::: RECORDS PROVIDED :::

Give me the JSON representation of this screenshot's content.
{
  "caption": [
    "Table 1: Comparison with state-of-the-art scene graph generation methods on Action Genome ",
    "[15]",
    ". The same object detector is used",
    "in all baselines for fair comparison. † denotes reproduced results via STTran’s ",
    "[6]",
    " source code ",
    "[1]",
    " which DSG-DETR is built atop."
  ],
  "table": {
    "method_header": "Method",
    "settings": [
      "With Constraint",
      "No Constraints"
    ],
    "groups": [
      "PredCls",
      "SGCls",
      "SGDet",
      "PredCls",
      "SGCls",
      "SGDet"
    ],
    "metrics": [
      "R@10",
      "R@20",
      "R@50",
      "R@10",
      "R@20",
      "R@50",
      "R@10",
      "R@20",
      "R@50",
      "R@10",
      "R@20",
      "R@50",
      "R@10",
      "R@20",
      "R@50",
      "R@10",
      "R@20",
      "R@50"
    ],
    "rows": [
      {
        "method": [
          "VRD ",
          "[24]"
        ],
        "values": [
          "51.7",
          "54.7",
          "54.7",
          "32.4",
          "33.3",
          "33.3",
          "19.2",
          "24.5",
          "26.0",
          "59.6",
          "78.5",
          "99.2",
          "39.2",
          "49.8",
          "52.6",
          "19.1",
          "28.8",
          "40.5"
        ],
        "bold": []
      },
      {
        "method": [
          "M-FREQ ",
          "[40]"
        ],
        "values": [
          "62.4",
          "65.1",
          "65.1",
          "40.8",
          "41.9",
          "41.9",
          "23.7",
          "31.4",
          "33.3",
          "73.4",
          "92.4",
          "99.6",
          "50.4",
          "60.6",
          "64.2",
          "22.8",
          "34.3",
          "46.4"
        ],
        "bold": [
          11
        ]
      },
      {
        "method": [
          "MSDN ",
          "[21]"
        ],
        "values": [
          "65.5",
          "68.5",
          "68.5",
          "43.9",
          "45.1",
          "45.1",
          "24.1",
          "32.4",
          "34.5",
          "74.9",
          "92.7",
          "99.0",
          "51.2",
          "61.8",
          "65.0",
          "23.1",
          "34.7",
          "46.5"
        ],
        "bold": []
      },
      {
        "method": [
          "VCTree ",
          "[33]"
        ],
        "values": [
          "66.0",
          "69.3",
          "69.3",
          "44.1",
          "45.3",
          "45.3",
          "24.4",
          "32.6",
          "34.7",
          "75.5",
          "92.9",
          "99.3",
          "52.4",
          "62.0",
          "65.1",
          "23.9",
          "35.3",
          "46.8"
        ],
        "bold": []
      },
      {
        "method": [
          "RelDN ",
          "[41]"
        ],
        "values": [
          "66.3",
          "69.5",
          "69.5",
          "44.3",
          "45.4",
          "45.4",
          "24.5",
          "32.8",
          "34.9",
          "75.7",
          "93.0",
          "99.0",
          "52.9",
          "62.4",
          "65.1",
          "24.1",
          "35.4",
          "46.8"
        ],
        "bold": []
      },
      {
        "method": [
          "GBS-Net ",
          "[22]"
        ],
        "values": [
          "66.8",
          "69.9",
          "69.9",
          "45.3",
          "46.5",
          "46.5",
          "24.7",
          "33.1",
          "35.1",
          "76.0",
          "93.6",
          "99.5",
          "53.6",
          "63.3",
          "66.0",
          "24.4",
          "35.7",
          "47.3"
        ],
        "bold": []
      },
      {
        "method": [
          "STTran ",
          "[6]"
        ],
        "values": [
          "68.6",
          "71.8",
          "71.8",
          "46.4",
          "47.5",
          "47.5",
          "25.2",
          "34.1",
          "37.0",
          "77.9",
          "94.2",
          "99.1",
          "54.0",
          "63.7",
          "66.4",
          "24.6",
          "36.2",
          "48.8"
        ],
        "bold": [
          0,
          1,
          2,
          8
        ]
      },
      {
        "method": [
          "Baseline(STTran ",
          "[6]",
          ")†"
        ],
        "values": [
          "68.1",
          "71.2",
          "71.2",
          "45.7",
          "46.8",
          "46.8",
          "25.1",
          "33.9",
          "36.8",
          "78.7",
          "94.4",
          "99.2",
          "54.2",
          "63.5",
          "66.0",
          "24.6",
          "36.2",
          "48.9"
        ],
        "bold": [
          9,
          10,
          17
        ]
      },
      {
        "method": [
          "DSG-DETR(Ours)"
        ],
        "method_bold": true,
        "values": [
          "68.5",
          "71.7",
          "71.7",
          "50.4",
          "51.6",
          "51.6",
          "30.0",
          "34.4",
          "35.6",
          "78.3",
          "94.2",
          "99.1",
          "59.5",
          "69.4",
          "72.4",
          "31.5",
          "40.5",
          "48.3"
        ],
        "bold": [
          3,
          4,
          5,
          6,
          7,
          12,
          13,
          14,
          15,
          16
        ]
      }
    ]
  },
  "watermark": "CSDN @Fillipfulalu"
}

:::

WHAT NEEDS TO BE DONE.
Provide a verbatim reproduction of all the records.

OUTPUT FOR THIS TASK.
Give me the JSON representation of this screenshot's content.
{
  "caption": [
    "Table 1: Comparison with state-of-the-art scene graph generation methods on Action Genome ",
    "[15]",
    ". The same object detector is used",
    "in all baselines for fair comparison. † denotes reproduced results via STTran’s ",
    "[6]",
    " source code ",
    "[1]",
    " which DSG-DETR is built atop."
  ],
  "table": {
    "method_header": "Method",
    "settings": [
      "With Constraint",
      "No Constraints"
    ],
    "groups": [
      "PredCls",
      "SGCls",
      "SGDet",
      "PredCls",
      "SGCls",
      "SGDet"
    ],
    "metrics": [
      "R@10",
      "R@20",
      "R@50",
      "R@10",
      "R@20",
      "R@50",
      "R@10",
      "R@20",
      "R@50",
      "R@10",
      "R@20",
      "R@50",
      "R@10",
      "R@20",
      "R@50",
      "R@10",
      "R@20",
      "R@50"
    ],
    "rows": [
      {
        "method": [
          "VRD ",
          "[24]"
        ],
        "values": [
          "51.7",
          "54.7",
          "54.7",
          "32.4",
          "33.3",
          "33.3",
          "19.2",
          "24.5",
          "26.0",
          "59.6",
          "78.5",
          "99.2",
          "39.2",
          "49.8",
          "52.6",
          "19.1",
          "28.8",
          "40.5"
        ],
        "bold": []
      },
      {
        "method": [
          "M-FREQ ",
          "[40]"
        ],
        "values": [
          "62.4",
          "65.1",
          "65.1",
          "40.8",
          "41.9",
          "41.9",
          "23.7",
          "31.4",
          "33.3",
          "73.4",
          "92.4",
          "99.6",
          "50.4",
          "60.6",
          "64.2",
          "22.8",
          "34.3",
          "46.4"
        ],
        "bold": [
          11
        ]
      },
      {
        "method": [
          "MSDN ",
          "[21]"
        ],
        "values": [
          "65.5",
          "68.5",
          "68.5",
          "43.9",
          "45.1",
          "45.1",
          "24.1",
          "32.4",
          "34.5",
          "74.9",
          "92.7",
          "99.0",
          "51.2",
          "61.8",
          "65.0",
          "23.1",
          "34.7",
          "46.5"
        ],
        "bold": []
      },
      {
        "method": [
          "VCTree ",
          "[33]"
        ],
        "values": [
          "66.0",
          "69.3",
          "69.3",
          "44.1",
          "45.3",
          "45.3",
          "24.4",
          "32.6",
          "34.7",
          "75.5",
          "92.9",
          "99.3",
          "52.4",
          "62.0",
          "65.1",
          "23.9",
          "35.3",
          "46.8"
        ],
        "bold": []
      },
      {
        "method": [
          "RelDN ",
          "[41]"
        ],
        "values": [
          "66.3",
          "69.5",
          "69.5",
          "44.3",
          "45.4",
          "45.4",
          "24.5",
          "32.8",
          "34.9",
          "75.7",
          "93.0",
          "99.0",
          "52.9",
          "62.4",
          "65.1",
          "24.1",
          "35.4",
          "46.8"
        ],
        "bold": []
      },
      {
        "method": [
          "GBS-Net ",
          "[22]"
        ],
        "values": [
          "66.8",
          "69.9",
          "69.9",
          "45.3",
          "46.5",
          "46.5",
          "24.7",
          "33.1",
          "35.1",
          "76.0",
          "93.6",
          "99.5",
          "53.6",
          "63.3",
          "66.0",
          "24.4",
          "35.7",
          "47.3"
        ],
        "bold": []
      },
      {
        "method": [
          "STTran ",
          "[6]"
        ],
        "values": [
          "68.6",
          "71.8",
          "71.8",
          "46.4",
          "47.5",
          "47.5",
          "25.2",
          "34.1",
          "37.0",
          "77.9",
          "94.2",
          "99.1",
          "54.0",
          "63.7",
          "66.4",
          "24.6",
          "36.2",
          "48.8"
        ],
        "bold": [
          0,
          1,
          2,
          8
        ]
      },
      {
        "method": [
          "Baseline(STTran ",
          "[6]",
          ")†"
        ],
        "values": [
          "68.1",
          "71.2",
          "71.2",
          "45.7",
          "46.8",
          "46.8",
          "25.1",
          "33.9",
          "36.8",
          "78.7",
          "94.4",
          "99.2",
          "54.2",
          "63.5",
          "66.0",
          "24.6",
          "36.2",
          "48.9"
        ],
        "bold": [
          9,
          10,
          17
        ]
      },
      {
        "method": [
          "DSG-DETR(Ours)"
        ],
        "method_bold": true,
        "values": [
          "68.5",
          "71.7",
          "71.7",
          "50.4",
          "51.6",
          "51.6",
          "30.0",
          "34.4",
          "35.6",
          "78.3",
          "94.2",
          "99.1",
          "59.5",
          "69.4",
          "72.4",
          "31.5",
          "40.5",
          "48.3"
        ],
        "bold": [
          3,
          4,
          5,
          6,
          7,
          12,
          13,
          14,
          15,
          16
        ]
      }
    ]
  },
  "watermark": "CSDN @Fillipfulalu"
}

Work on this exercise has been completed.